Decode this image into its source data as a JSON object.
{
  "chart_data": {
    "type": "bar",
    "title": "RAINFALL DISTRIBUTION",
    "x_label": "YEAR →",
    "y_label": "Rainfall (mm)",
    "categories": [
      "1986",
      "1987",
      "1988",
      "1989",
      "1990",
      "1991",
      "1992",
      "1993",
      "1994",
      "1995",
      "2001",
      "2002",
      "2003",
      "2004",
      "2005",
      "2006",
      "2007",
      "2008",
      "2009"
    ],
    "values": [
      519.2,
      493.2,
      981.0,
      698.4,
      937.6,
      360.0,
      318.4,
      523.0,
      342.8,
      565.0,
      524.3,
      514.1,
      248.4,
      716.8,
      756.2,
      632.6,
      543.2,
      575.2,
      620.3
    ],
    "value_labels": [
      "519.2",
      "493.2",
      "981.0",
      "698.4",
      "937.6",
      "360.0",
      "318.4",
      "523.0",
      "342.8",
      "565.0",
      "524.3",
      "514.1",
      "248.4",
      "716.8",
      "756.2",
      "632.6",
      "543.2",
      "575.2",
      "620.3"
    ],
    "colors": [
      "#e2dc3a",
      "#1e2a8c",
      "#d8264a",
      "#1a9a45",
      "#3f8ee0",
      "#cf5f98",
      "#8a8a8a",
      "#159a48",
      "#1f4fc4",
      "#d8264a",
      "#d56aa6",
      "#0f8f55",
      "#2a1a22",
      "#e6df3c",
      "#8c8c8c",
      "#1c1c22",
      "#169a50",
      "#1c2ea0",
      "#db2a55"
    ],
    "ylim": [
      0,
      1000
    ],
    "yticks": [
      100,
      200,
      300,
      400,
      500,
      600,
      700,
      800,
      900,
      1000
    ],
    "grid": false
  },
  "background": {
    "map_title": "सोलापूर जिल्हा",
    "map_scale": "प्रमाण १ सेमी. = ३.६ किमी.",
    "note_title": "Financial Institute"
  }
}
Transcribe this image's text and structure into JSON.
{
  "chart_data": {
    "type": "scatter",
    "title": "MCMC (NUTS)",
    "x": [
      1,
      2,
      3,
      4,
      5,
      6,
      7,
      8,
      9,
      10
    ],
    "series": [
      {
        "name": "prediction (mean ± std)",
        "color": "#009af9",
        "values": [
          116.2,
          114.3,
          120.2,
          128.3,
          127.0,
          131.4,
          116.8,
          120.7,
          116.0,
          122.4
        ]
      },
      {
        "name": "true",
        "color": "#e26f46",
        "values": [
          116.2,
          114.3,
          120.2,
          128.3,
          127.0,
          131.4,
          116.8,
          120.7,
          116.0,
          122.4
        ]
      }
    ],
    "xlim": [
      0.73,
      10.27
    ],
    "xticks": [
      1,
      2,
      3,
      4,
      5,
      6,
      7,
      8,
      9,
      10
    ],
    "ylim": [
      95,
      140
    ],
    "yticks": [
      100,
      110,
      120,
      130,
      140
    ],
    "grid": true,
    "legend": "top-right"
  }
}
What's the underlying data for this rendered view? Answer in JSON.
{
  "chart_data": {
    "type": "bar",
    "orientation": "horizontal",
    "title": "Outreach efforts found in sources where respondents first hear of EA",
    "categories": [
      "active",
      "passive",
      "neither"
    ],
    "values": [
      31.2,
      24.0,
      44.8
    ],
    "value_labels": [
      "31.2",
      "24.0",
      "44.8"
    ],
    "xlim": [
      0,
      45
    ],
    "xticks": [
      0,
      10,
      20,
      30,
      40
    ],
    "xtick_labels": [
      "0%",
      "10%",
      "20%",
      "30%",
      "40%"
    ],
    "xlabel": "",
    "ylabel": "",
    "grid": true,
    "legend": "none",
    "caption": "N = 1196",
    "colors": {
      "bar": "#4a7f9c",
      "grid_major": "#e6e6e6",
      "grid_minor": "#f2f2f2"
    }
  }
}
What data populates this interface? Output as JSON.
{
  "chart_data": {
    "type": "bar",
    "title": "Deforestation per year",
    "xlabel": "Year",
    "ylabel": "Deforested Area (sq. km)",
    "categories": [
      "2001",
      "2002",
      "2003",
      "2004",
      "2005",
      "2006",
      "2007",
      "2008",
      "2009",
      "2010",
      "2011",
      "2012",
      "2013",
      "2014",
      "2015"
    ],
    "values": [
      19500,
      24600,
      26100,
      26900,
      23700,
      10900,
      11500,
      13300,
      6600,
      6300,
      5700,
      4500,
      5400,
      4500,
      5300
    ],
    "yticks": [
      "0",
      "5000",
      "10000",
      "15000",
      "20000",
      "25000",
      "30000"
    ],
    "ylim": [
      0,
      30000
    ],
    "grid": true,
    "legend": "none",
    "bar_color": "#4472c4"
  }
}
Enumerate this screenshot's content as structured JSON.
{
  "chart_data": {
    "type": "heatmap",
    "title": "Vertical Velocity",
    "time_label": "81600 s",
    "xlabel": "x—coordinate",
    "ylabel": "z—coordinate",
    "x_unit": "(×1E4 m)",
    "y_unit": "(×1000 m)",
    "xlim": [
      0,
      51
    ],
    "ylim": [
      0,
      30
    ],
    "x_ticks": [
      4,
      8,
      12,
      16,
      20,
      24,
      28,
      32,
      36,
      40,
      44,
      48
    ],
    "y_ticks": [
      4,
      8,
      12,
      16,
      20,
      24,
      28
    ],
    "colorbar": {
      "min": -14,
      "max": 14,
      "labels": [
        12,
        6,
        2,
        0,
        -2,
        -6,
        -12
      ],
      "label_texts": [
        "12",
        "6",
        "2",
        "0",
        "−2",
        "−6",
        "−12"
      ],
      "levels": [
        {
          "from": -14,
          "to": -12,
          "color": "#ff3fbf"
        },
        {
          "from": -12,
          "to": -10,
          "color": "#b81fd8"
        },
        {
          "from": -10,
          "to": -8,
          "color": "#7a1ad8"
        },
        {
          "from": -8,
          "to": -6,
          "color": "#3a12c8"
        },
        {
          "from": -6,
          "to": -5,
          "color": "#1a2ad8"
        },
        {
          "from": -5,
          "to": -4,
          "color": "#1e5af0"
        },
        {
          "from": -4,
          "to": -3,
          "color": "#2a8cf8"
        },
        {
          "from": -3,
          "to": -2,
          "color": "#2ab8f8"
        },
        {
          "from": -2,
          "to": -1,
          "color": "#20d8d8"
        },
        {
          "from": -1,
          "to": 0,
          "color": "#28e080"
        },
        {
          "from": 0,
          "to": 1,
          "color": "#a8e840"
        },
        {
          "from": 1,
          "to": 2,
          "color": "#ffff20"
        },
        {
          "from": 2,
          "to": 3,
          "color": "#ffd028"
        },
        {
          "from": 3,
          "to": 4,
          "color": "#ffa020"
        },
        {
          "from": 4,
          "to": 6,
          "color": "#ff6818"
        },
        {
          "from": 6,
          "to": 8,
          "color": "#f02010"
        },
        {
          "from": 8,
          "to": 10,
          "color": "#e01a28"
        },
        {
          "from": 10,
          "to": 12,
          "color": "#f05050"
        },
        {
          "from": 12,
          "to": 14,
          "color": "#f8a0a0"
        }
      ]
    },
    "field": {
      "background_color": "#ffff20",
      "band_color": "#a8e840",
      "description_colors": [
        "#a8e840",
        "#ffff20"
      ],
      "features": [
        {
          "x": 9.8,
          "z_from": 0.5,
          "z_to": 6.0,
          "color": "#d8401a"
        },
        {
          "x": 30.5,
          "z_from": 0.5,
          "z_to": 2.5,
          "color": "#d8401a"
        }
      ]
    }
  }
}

----------

To be done – Each line in the material above must be retyped without alteration.

Final result –
Decode this image into its source data as a JSON object.
{
  "chart_data": {
    "type": "bar",
    "title": "RAINFALL DISTRIBUTION",
    "x_label": "YEAR →",
    "y_label": "Rainfall (mm)",
    "categories": [
      "1986",
      "1987",
      "1988",
      "1989",
      "1990",
      "1991",
      "1992",
      "1993",
      "1994",
      "1995",
      "2001",
      "2002",
      "2003",
      "2004",
      "2005",
      "2006",
      "2007",
      "2008",
      "2009"
    ],
    "values": [
      519.2,
      493.2,
      981.0,
      698.4,
      937.6,
      360.0,
      318.4,
      523.0,
      342.8,
      565.0,
      524.3,
      514.1,
      248.4,
      716.8,
      756.2,
      632.6,
      543.2,
      575.2,
      620.3
    ],
    "value_labels": [
      "519.2",
      "493.2",
      "981.0",
      "698.4",
      "937.6",
      "360.0",
      "318.4",
      "523.0",
      "342.8",
      "565.0",
      "524.3",
      "514.1",
      "248.4",
      "716.8",
      "756.2",
      "632.6",
      "543.2",
      "575.2",
      "620.3"
    ],
    "colors": [
      "#e2dc3a",
      "#1e2a8c",
      "#d8264a",
      "#1a9a45",
      "#3f8ee0",
      "#cf5f98",
      "#8a8a8a",
      "#159a48",
      "#1f4fc4",
      "#d8264a",
      "#d56aa6",
      "#0f8f55",
      "#2a1a22",
      "#e6df3c",
      "#8c8c8c",
      "#1c1c22",
      "#169a50",
      "#1c2ea0",
      "#db2a55"
    ],
    "ylim": [
      0,
      1000
    ],
    "yticks": [
      100,
      200,
      300,
      400,
      500,
      600,
      700,
      800,
      900,
      1000
    ],
    "grid": false
  },
  "background": {
    "map_title": "सोलापूर जिल्हा",
    "map_scale": "प्रमाण १ सेमी. = ३.६ किमी.",
    "note_title": "Financial Institute"
  }
}
Transcribe this image's text and structure into JSON.
{
  "chart_data": {
    "type": "scatter",
    "title": "MCMC (NUTS)",
    "x": [
      1,
      2,
      3,
      4,
      5,
      6,
      7,
      8,
      9,
      10
    ],
    "series": [
      {
        "name": "prediction (mean ± std)",
        "color": "#009af9",
        "values": [
          116.2,
          114.3,
          120.2,
          128.3,
          127.0,
          131.4,
          116.8,
          120.7,
          116.0,
          122.4
        ]
      },
      {
        "name": "true",
        "color": "#e26f46",
        "values": [
          116.2,
          114.3,
          120.2,
          128.3,
          127.0,
          131.4,
          116.8,
          120.7,
          116.0,
          122.4
        ]
      }
    ],
    "xlim": [
      0.73,
      10.27
    ],
    "xticks": [
      1,
      2,
      3,
      4,
      5,
      6,
      7,
      8,
      9,
      10
    ],
    "ylim": [
      95,
      140
    ],
    "yticks": [
      100,
      110,
      120,
      130,
      140
    ],
    "grid": true,
    "legend": "top-right"
  }
}
What's the underlying data for this rendered view? Answer in JSON.
{
  "chart_data": {
    "type": "bar",
    "orientation": "horizontal",
    "title": "Outreach efforts found in sources where respondents first hear of EA",
    "categories": [
      "active",
      "passive",
      "neither"
    ],
    "values": [
      31.2,
      24.0,
      44.8
    ],
    "value_labels": [
      "31.2",
      "24.0",
      "44.8"
    ],
    "xlim": [
      0,
      45
    ],
    "xticks": [
      0,
      10,
      20,
      30,
      40
    ],
    "xtick_labels": [
      "0%",
      "10%",
      "20%",
      "30%",
      "40%"
    ],
    "xlabel": "",
    "ylabel": "",
    "grid": true,
    "legend": "none",
    "caption": "N = 1196",
    "colors": {
      "bar": "#4a7f9c",
      "grid_major": "#e6e6e6",
      "grid_minor": "#f2f2f2"
    }
  }
}
What data populates this interface? Output as JSON.
{
  "chart_data": {
    "type": "bar",
    "title": "Deforestation per year",
    "xlabel": "Year",
    "ylabel": "Deforested Area (sq. km)",
    "categories": [
      "2001",
      "2002",
      "2003",
      "2004",
      "2005",
      "2006",
      "2007",
      "2008",
      "2009",
      "2010",
      "2011",
      "2012",
      "2013",
      "2014",
      "2015"
    ],
    "values": [
      19500,
      24600,
      26100,
      26900,
      23700,
      10900,
      11500,
      13300,
      6600,
      6300,
      5700,
      4500,
      5400,
      4500,
      5300
    ],
    "yticks": [
      "0",
      "5000",
      "10000",
      "15000",
      "20000",
      "25000",
      "30000"
    ],
    "ylim": [
      0,
      30000
    ],
    "grid": true,
    "legend": "none",
    "bar_color": "#4472c4"
  }
}
Enumerate this screenshot's content as structured JSON.
{
  "chart_data": {
    "type": "heatmap",
    "title": "Vertical Velocity",
    "time_label": "81600 s",
    "xlabel": "x—coordinate",
    "ylabel": "z—coordinate",
    "x_unit": "(×1E4 m)",
    "y_unit": "(×1000 m)",
    "xlim": [
      0,
      51
    ],
    "ylim": [
      0,
      30
    ],
    "x_ticks": [
      4,
      8,
      12,
      16,
      20,
      24,
      28,
      32,
      36,
      40,
      44,
      48
    ],
    "y_ticks": [
      4,
      8,
      12,
      16,
      20,
      24,
      28
    ],
    "colorbar": {
      "min": -14,
      "max": 14,
      "labels": [
        12,
        6,
        2,
        0,
        -2,
        -6,
        -12
      ],
      "label_texts": [
        "12",
        "6",
        "2",
        "0",
        "−2",
        "−6",
        "−12"
      ],
      "levels": [
        {
          "from": -14,
          "to": -12,
          "color": "#ff3fbf"
        },
        {
          "from": -12,
          "to": -10,
          "color": "#b81fd8"
        },
        {
          "from": -10,
          "to": -8,
          "color": "#7a1ad8"
        },
        {
          "from": -8,
          "to": -6,
          "color": "#3a12c8"
        },
        {
          "from": -6,
          "to": -5,
          "color": "#1a2ad8"
        },
        {
          "from": -5,
          "to": -4,
          "color": "#1e5af0"
        },
        {
          "from": -4,
          "to": -3,
          "color": "#2a8cf8"
        },
        {
          "from": -3,
          "to": -2,
          "color": "#2ab8f8"
        },
        {
          "from": -2,
          "to": -1,
          "color": "#20d8d8"
        },
        {
          "from": -1,
          "to": 0,
          "color": "#28e080"
        },
        {
          "from": 0,
          "to": 1,
          "color": "#a8e840"
        },
        {
          "from": 1,
          "to": 2,
          "color": "#ffff20"
        },
        {
          "from": 2,
          "to": 3,
          "color": "#ffd028"
        },
        {
          "from": 3,
          "to": 4,
          "color": "#ffa020"
        },
        {
          "from": 4,
          "to": 6,
          "color": "#ff6818"
        },
        {
          "from": 6,
          "to": 8,
          "color": "#f02010"
        },
        {
          "from": 8,
          "to": 10,
          "color": "#e01a28"
        },
        {
          "from": 10,
          "to": 12,
          "color": "#f05050"
        },
        {
          "from": 12,
          "to": 14,
          "color": "#f8a0a0"
        }
      ]
    },
    "field": {
      "background_color": "#ffff20",
      "band_color": "#a8e840",
      "description_colors": [
        "#a8e840",
        "#ffff20"
      ],
      "features": [
        {
          "x": 9.8,
          "z_from": 0.5,
          "z_to": 6.0,
          "color": "#d8401a"
        },
        {
          "x": 30.5,
          "z_from": 0.5,
          "z_to": 2.5,
          "color": "#d8401a"
        }
      ]
    }
  }
}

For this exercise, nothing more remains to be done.